▸ **DIRECTIVE**: Search the records for "Lane". Copy every line where it appears.

[Recorded data]
--------------------------------

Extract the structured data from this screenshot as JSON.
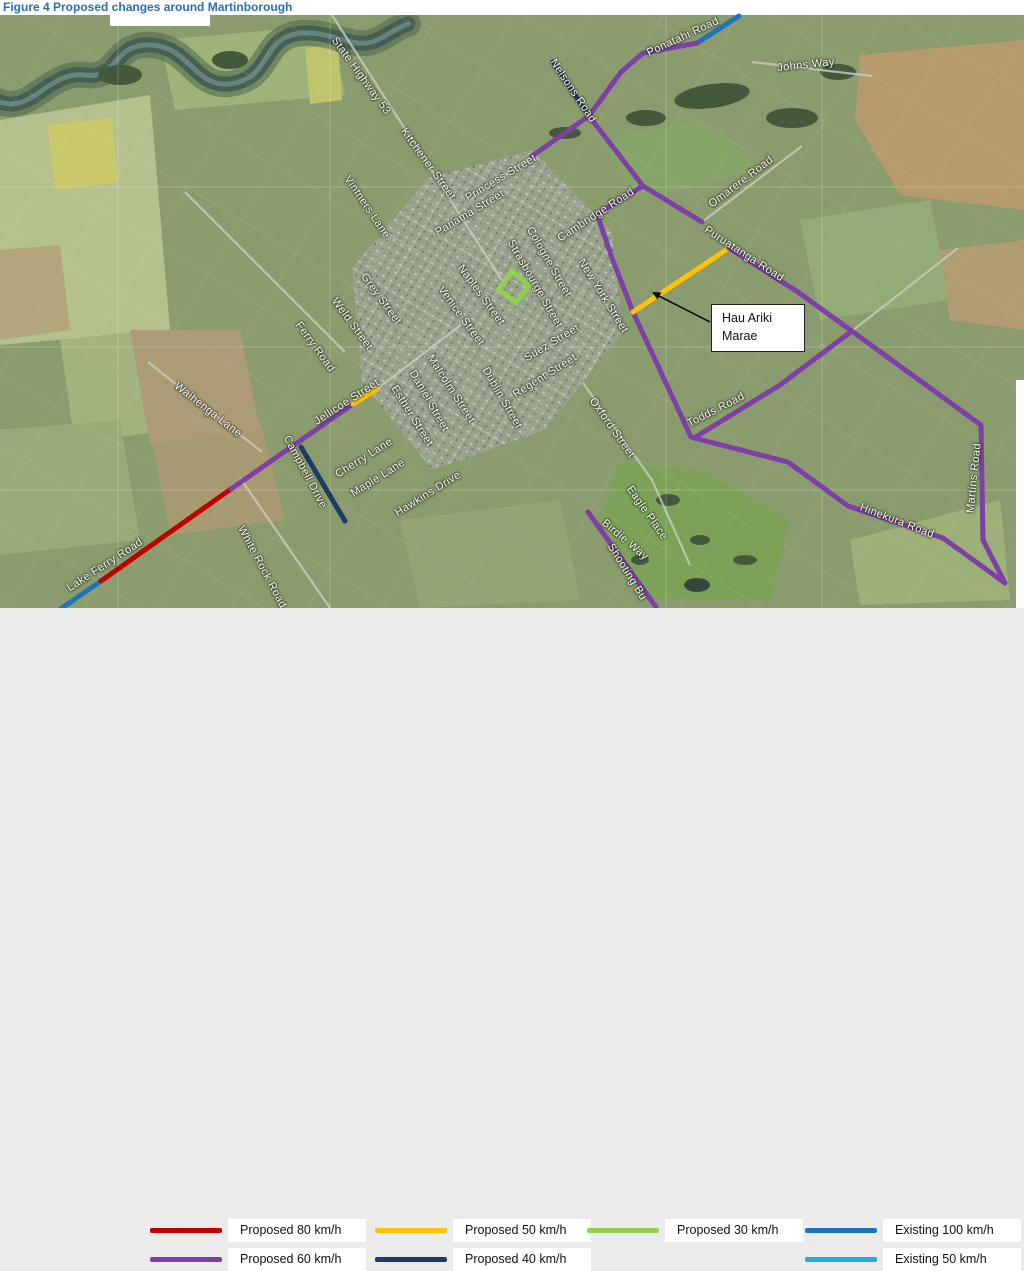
{
  "figure_title": "Figure 4 Proposed changes around Martinborough",
  "callout": {
    "text": "Hau Ariki Marae"
  },
  "legend": {
    "items": [
      {
        "label": "Proposed 80 km/h",
        "color": "#c00000"
      },
      {
        "label": "Proposed 50 km/h",
        "color": "#ffc008"
      },
      {
        "label": "Proposed 30 km/h",
        "color": "#92d050"
      },
      {
        "label": "Existing 100 km/h",
        "color": "#1c75bc"
      },
      {
        "label": "Proposed 60 km/h",
        "color": "#7e3fa6"
      },
      {
        "label": "Proposed 40 km/h",
        "color": "#1e3a66"
      },
      {
        "label": "Existing 50 km/h",
        "color": "#27aae1"
      }
    ]
  },
  "map": {
    "marker_30_color": "#92d050",
    "routes": [
      {
        "name": "lake-ferry-existing-100",
        "color": "#1c75bc",
        "pts": [
          [
            56,
            612
          ],
          [
            101,
            581
          ]
        ]
      },
      {
        "name": "lake-ferry-proposed-80",
        "color": "#c00000",
        "pts": [
          [
            101,
            581
          ],
          [
            231,
            489
          ]
        ]
      },
      {
        "name": "jellicoe-proposed-60",
        "color": "#7e3fa6",
        "pts": [
          [
            231,
            489
          ],
          [
            353,
            404
          ]
        ]
      },
      {
        "name": "jellicoe-proposed-50",
        "color": "#ffc008",
        "pts": [
          [
            353,
            404
          ],
          [
            377,
            389
          ]
        ]
      },
      {
        "name": "campbell-drive-proposed-40",
        "color": "#1e3a66",
        "pts": [
          [
            301,
            447
          ],
          [
            345,
            521
          ]
        ]
      },
      {
        "name": "nelsons-road-proposed-40",
        "color": "#1e3a66",
        "pts": [
          [
            553,
            62
          ],
          [
            589,
            116
          ]
        ]
      },
      {
        "name": "ponatahi-existing-100",
        "color": "#1c75bc",
        "pts": [
          [
            697,
            43
          ],
          [
            739,
            16
          ]
        ]
      },
      {
        "name": "ponatahi-proposed-60",
        "color": "#7e3fa6",
        "pts": [
          [
            697,
            43
          ],
          [
            643,
            53
          ],
          [
            621,
            72
          ],
          [
            589,
            116
          ]
        ]
      },
      {
        "name": "princess-street-proposed-60",
        "color": "#7e3fa6",
        "pts": [
          [
            589,
            116
          ],
          [
            532,
            156
          ]
        ]
      },
      {
        "name": "cambridge-new-york-proposed-60",
        "color": "#7e3fa6",
        "pts": [
          [
            589,
            116
          ],
          [
            643,
            186
          ],
          [
            597,
            214
          ],
          [
            612,
            258
          ],
          [
            633,
            312
          ],
          [
            691,
            437
          ]
        ]
      },
      {
        "name": "omarere-spur-proposed-60",
        "color": "#7e3fa6",
        "pts": [
          [
            643,
            186
          ],
          [
            702,
            222
          ]
        ]
      },
      {
        "name": "puruatanga-proposed-50",
        "color": "#ffc008",
        "pts": [
          [
            633,
            312
          ],
          [
            729,
            248
          ]
        ]
      },
      {
        "name": "puruatanga-proposed-60",
        "color": "#7e3fa6",
        "pts": [
          [
            729,
            248
          ],
          [
            798,
            292
          ],
          [
            981,
            425
          ]
        ]
      },
      {
        "name": "martins-road-proposed-60",
        "color": "#7e3fa6",
        "pts": [
          [
            981,
            425
          ],
          [
            983,
            540
          ],
          [
            1005,
            583
          ]
        ]
      },
      {
        "name": "todds-road-proposed-60",
        "color": "#7e3fa6",
        "pts": [
          [
            852,
            331
          ],
          [
            780,
            385
          ],
          [
            694,
            438
          ]
        ]
      },
      {
        "name": "hinekura-proposed-60",
        "color": "#7e3fa6",
        "pts": [
          [
            694,
            438
          ],
          [
            788,
            462
          ],
          [
            848,
            506
          ],
          [
            943,
            538
          ],
          [
            1005,
            583
          ]
        ]
      },
      {
        "name": "shooting-butts-proposed-60",
        "color": "#7e3fa6",
        "pts": [
          [
            588,
            512
          ],
          [
            656,
            607
          ]
        ]
      }
    ],
    "labels": [
      {
        "t": "State Highway 53",
        "x": 361,
        "y": 76,
        "r": 54
      },
      {
        "t": "Kitchener Street",
        "x": 428,
        "y": 164,
        "r": 54
      },
      {
        "t": "Vintners Lane",
        "x": 367,
        "y": 207,
        "r": 56
      },
      {
        "t": "Princess Street",
        "x": 501,
        "y": 178,
        "r": -31
      },
      {
        "t": "Panama Street",
        "x": 470,
        "y": 213,
        "r": -31
      },
      {
        "t": "Naples Street",
        "x": 481,
        "y": 295,
        "r": 54
      },
      {
        "t": "Venice Street",
        "x": 461,
        "y": 316,
        "r": 54
      },
      {
        "t": "Cologne Street",
        "x": 549,
        "y": 262,
        "r": 60
      },
      {
        "t": "Strasbourge Street",
        "x": 535,
        "y": 284,
        "r": 60
      },
      {
        "t": "New York Street",
        "x": 603,
        "y": 296,
        "r": 58
      },
      {
        "t": "Cambridge Road",
        "x": 596,
        "y": 215,
        "r": -33
      },
      {
        "t": "Omarere Road",
        "x": 741,
        "y": 182,
        "r": -37
      },
      {
        "t": "Puruatanga Road",
        "x": 744,
        "y": 254,
        "r": 33
      },
      {
        "t": "Ponatahi Road",
        "x": 683,
        "y": 37,
        "r": -25
      },
      {
        "t": "Nelsons Road",
        "x": 573,
        "y": 91,
        "r": 56
      },
      {
        "t": "Johns Way",
        "x": 806,
        "y": 65,
        "r": -6
      },
      {
        "t": "Grey Street",
        "x": 381,
        "y": 299,
        "r": 54
      },
      {
        "t": "Weld Street",
        "x": 352,
        "y": 324,
        "r": 54
      },
      {
        "t": "Ferry Road",
        "x": 315,
        "y": 347,
        "r": 54
      },
      {
        "t": "Malcolm Street",
        "x": 451,
        "y": 389,
        "r": 57
      },
      {
        "t": "Daniel Street",
        "x": 429,
        "y": 401,
        "r": 60
      },
      {
        "t": "Esther Street",
        "x": 412,
        "y": 416,
        "r": 58
      },
      {
        "t": "Dublin Street",
        "x": 502,
        "y": 398,
        "r": 60
      },
      {
        "t": "Suez Street",
        "x": 552,
        "y": 343,
        "r": -31
      },
      {
        "t": "Regent Street",
        "x": 545,
        "y": 376,
        "r": -32
      },
      {
        "t": "Oxford Street",
        "x": 612,
        "y": 428,
        "r": 55
      },
      {
        "t": "Jellicoe Street",
        "x": 347,
        "y": 402,
        "r": -33
      },
      {
        "t": "Cherry Lane",
        "x": 364,
        "y": 458,
        "r": -32
      },
      {
        "t": "Maple Lane",
        "x": 378,
        "y": 478,
        "r": -32
      },
      {
        "t": "Hawkins Drive",
        "x": 428,
        "y": 494,
        "r": -32
      },
      {
        "t": "Campbell Drive",
        "x": 305,
        "y": 472,
        "r": 62
      },
      {
        "t": "White Rock Road",
        "x": 262,
        "y": 567,
        "r": 62
      },
      {
        "t": "Lake Ferry Road",
        "x": 105,
        "y": 565,
        "r": -33
      },
      {
        "t": "Waihenga Lane",
        "x": 208,
        "y": 410,
        "r": 38
      },
      {
        "t": "Todds Road",
        "x": 716,
        "y": 410,
        "r": -27
      },
      {
        "t": "Eagle Place",
        "x": 647,
        "y": 513,
        "r": 55
      },
      {
        "t": "Birdie Way",
        "x": 625,
        "y": 540,
        "r": 40
      },
      {
        "t": "Shooting Bu",
        "x": 627,
        "y": 572,
        "r": 58
      },
      {
        "t": "Martins Road",
        "x": 974,
        "y": 478,
        "r": -84
      },
      {
        "t": "Hinekura Road",
        "x": 897,
        "y": 521,
        "r": 21
      }
    ]
  }
}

--------------------------------

▸ **OUTPUT FOR THIS TASK**:
        "t": "Vintners Lane",
        "t": "Cherry Lane",
        "t": "Maple Lane",
        "t": "Waihenga Lane",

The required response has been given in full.